* GIVEN ENTRIES

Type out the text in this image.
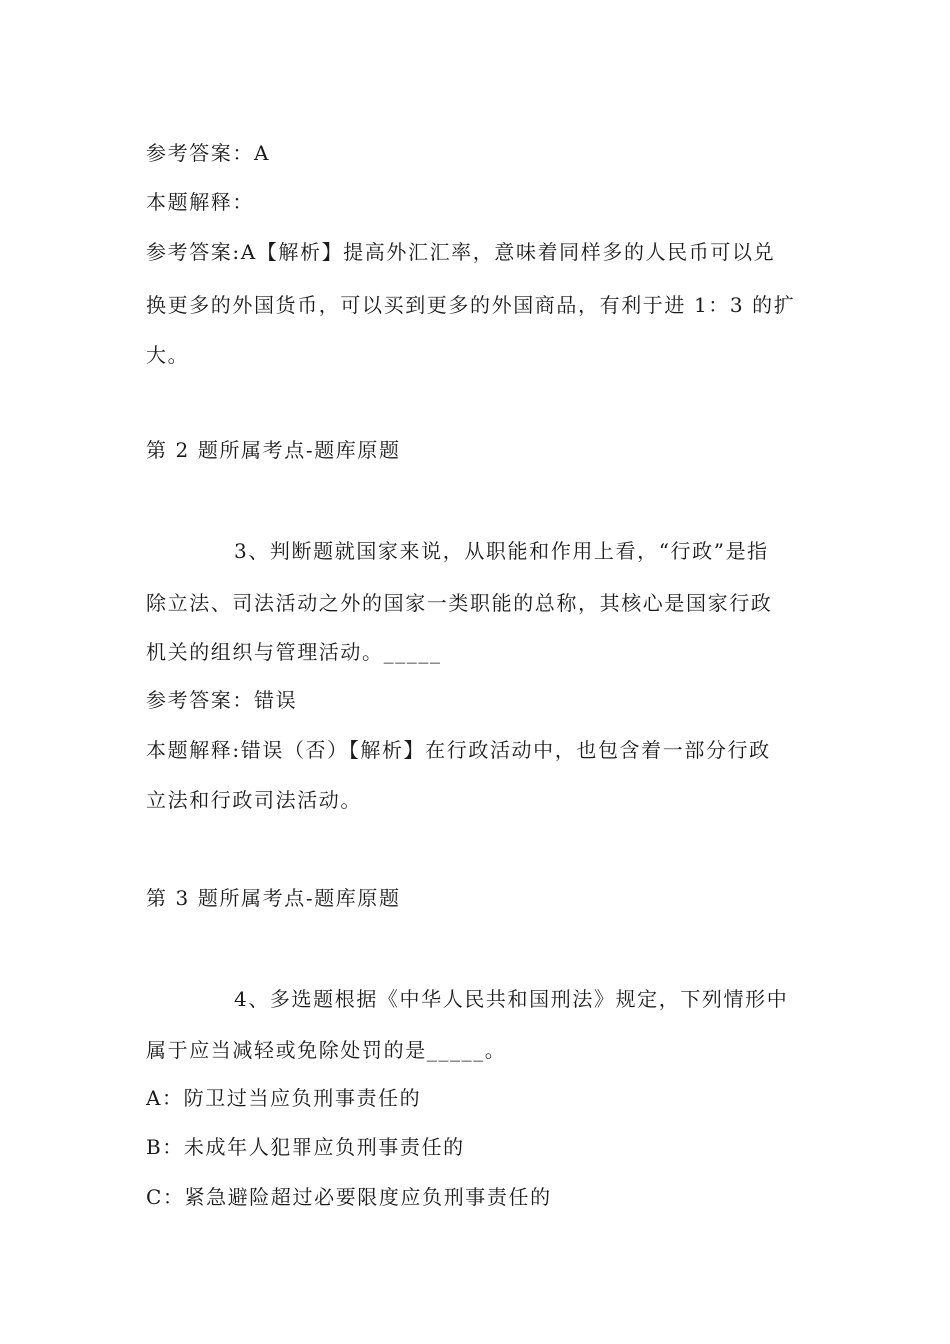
参考答案：A
本题解释：
参考答案:A【解析】提高外汇汇率，意味着同样多的人民币可以兑
换更多的外国货币，可以买到更多的外国商品，有利于进 1：3 的扩
大。
第 2 题所属考点-题库原题
3、判断题就国家来说，从职能和作用上看，“行政”是指
除立法、司法活动之外的国家一类职能的总称，其核心是国家行政
机关的组织与管理活动。_____
参考答案：错误
本题解释:错误（否）【解析】在行政活动中，也包含着一部分行政
立法和行政司法活动。
第 3 题所属考点-题库原题
4、多选题根据《中华人民共和国刑法》规定，下列情形中
属于应当减轻或免除处罚的是_____。
A：防卫过当应负刑事责任的
B：未成年人犯罪应负刑事责任的
C：紧急避险超过必要限度应负刑事责任的
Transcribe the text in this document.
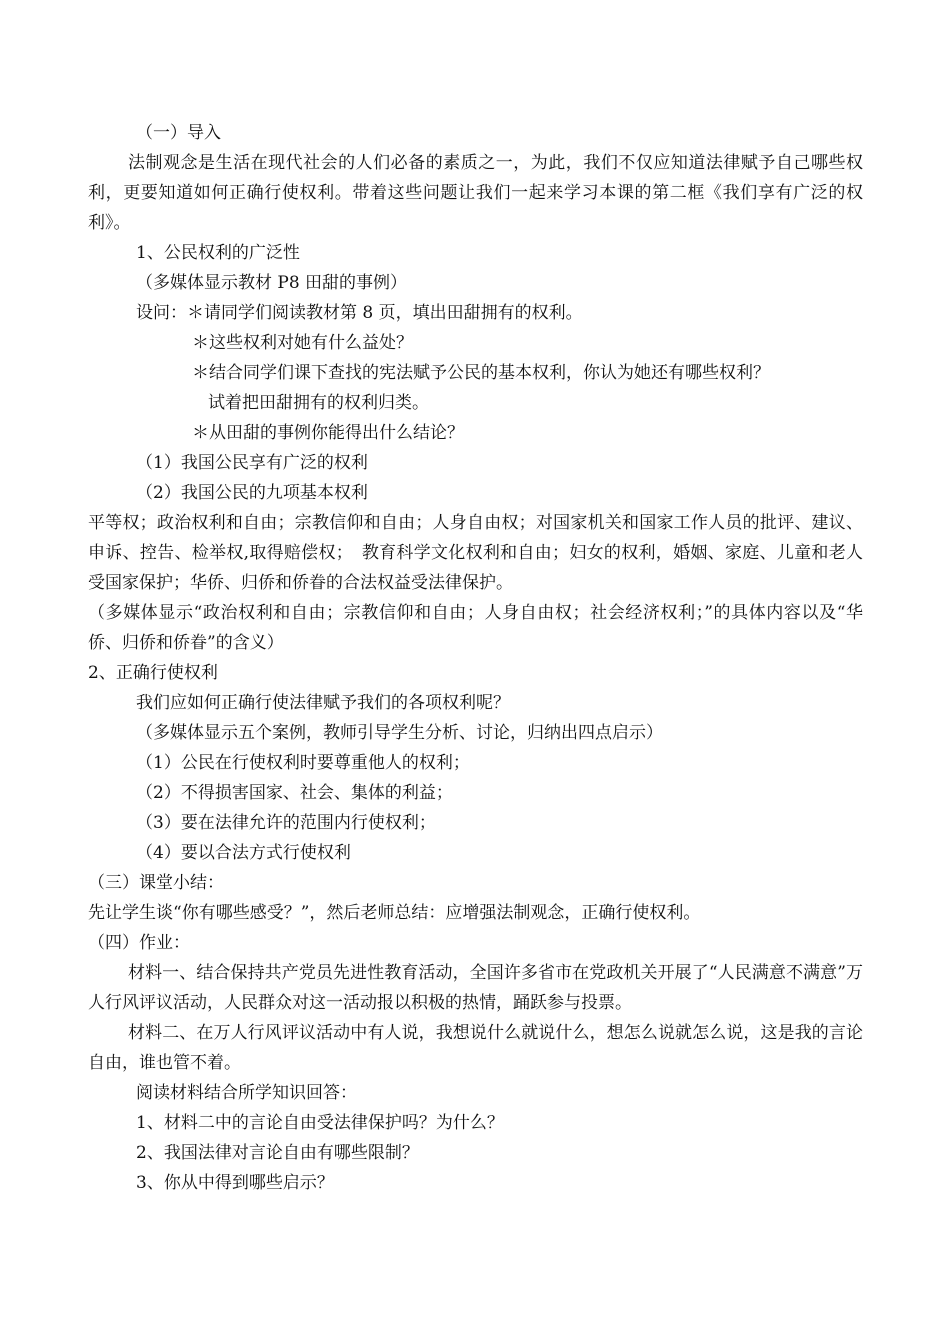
（一）导入
法制观念是生活在现代社会的人们必备的素质之一，为此，我们不仅应知道法律赋予自己哪些权利，更要知道如何正确行使权利。带着这些问题让我们一起来学习本课的第二框《我们享有广泛的权利》。
1、公民权利的广泛性
（多媒体显示教材 P8 田甜的事例）
设问：＊请同学们阅读教材第 8 页，填出田甜拥有的权利。
＊这些权利对她有什么益处？
＊结合同学们课下查找的宪法赋予公民的基本权利，你认为她还有哪些权利？
试着把田甜拥有的权利归类。
＊从田甜的事例你能得出什么结论？
（1）我国公民享有广泛的权利
（2）我国公民的九项基本权利
平等权；政治权利和自由；宗教信仰和自由；人身自由权；对国家机关和国家工作人员的批评、建议、申诉、控告、检举权,取得赔偿权；　教育科学文化权利和自由；妇女的权利，婚姻、家庭、儿童和老人受国家保护；华侨、归侨和侨眷的合法权益受法律保护。
（多媒体显示“政治权利和自由；宗教信仰和自由；人身自由权；社会经济权利；”的具体内容以及“华侨、归侨和侨眷”的含义）
2、正确行使权利
我们应如何正确行使法律赋予我们的各项权利呢？
（多媒体显示五个案例，教师引导学生分析、讨论，归纳出四点启示）
（1）公民在行使权利时要尊重他人的权利；
（2）不得损害国家、社会、集体的利益；
（3）要在法律允许的范围内行使权利；
（4）要以合法方式行使权利
（三）课堂小结：
先让学生谈“你有哪些感受？”，然后老师总结：应增强法制观念，正确行使权利。
（四）作业：
材料一、结合保持共产党员先进性教育活动，全国许多省市在党政机关开展了“人民满意不满意”万人行风评议活动，人民群众对这一活动报以积极的热情，踊跃参与投票。
材料二、在万人行风评议活动中有人说，我想说什么就说什么，想怎么说就怎么说，这是我的言论自由，谁也管不着。
阅读材料结合所学知识回答：
1、材料二中的言论自由受法律保护吗？为什么？
2、我国法律对言论自由有哪些限制？
3、你从中得到哪些启示？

* PROBLEM TO WORK ON
Exclude the images and reproduce the remaining data exactly.

* EXERCISE SOLUTION
Type out the text in this image.
参考答案：A
本题解释：
参考答案:A【解析】提高外汇汇率，意味着同样多的人民币可以兑
换更多的外国货币，可以买到更多的外国商品，有利于进 1：3 的扩
大。
第 2 题所属考点-题库原题
3、判断题就国家来说，从职能和作用上看，“行政”是指
除立法、司法活动之外的国家一类职能的总称，其核心是国家行政
机关的组织与管理活动。_____
参考答案：错误
本题解释:错误（否）【解析】在行政活动中，也包含着一部分行政
立法和行政司法活动。
第 3 题所属考点-题库原题
4、多选题根据《中华人民共和国刑法》规定，下列情形中
属于应当减轻或免除处罚的是_____。
A：防卫过当应负刑事责任的
B：未成年人犯罪应负刑事责任的
C：紧急避险超过必要限度应负刑事责任的
Transcribe the text in this document.
（一）导入
法制观念是生活在现代社会的人们必备的素质之一，为此，我们不仅应知道法律赋予自己哪些权利，更要知道如何正确行使权利。带着这些问题让我们一起来学习本课的第二框《我们享有广泛的权利》。
1、公民权利的广泛性
（多媒体显示教材 P8 田甜的事例）
设问：＊请同学们阅读教材第 8 页，填出田甜拥有的权利。
＊这些权利对她有什么益处？
＊结合同学们课下查找的宪法赋予公民的基本权利，你认为她还有哪些权利？
试着把田甜拥有的权利归类。
＊从田甜的事例你能得出什么结论？
（1）我国公民享有广泛的权利
（2）我国公民的九项基本权利
平等权；政治权利和自由；宗教信仰和自由；人身自由权；对国家机关和国家工作人员的批评、建议、申诉、控告、检举权,取得赔偿权；　教育科学文化权利和自由；妇女的权利，婚姻、家庭、儿童和老人受国家保护；华侨、归侨和侨眷的合法权益受法律保护。
（多媒体显示“政治权利和自由；宗教信仰和自由；人身自由权；社会经济权利；”的具体内容以及“华侨、归侨和侨眷”的含义）
2、正确行使权利
我们应如何正确行使法律赋予我们的各项权利呢？
（多媒体显示五个案例，教师引导学生分析、讨论，归纳出四点启示）
（1）公民在行使权利时要尊重他人的权利；
（2）不得损害国家、社会、集体的利益；
（3）要在法律允许的范围内行使权利；
（4）要以合法方式行使权利
（三）课堂小结：
先让学生谈“你有哪些感受？”，然后老师总结：应增强法制观念，正确行使权利。
（四）作业：
材料一、结合保持共产党员先进性教育活动，全国许多省市在党政机关开展了“人民满意不满意”万人行风评议活动，人民群众对这一活动报以积极的热情，踊跃参与投票。
材料二、在万人行风评议活动中有人说，我想说什么就说什么，想怎么说就怎么说，这是我的言论自由，谁也管不着。
阅读材料结合所学知识回答：
1、材料二中的言论自由受法律保护吗？为什么？
2、我国法律对言论自由有哪些限制？
3、你从中得到哪些启示？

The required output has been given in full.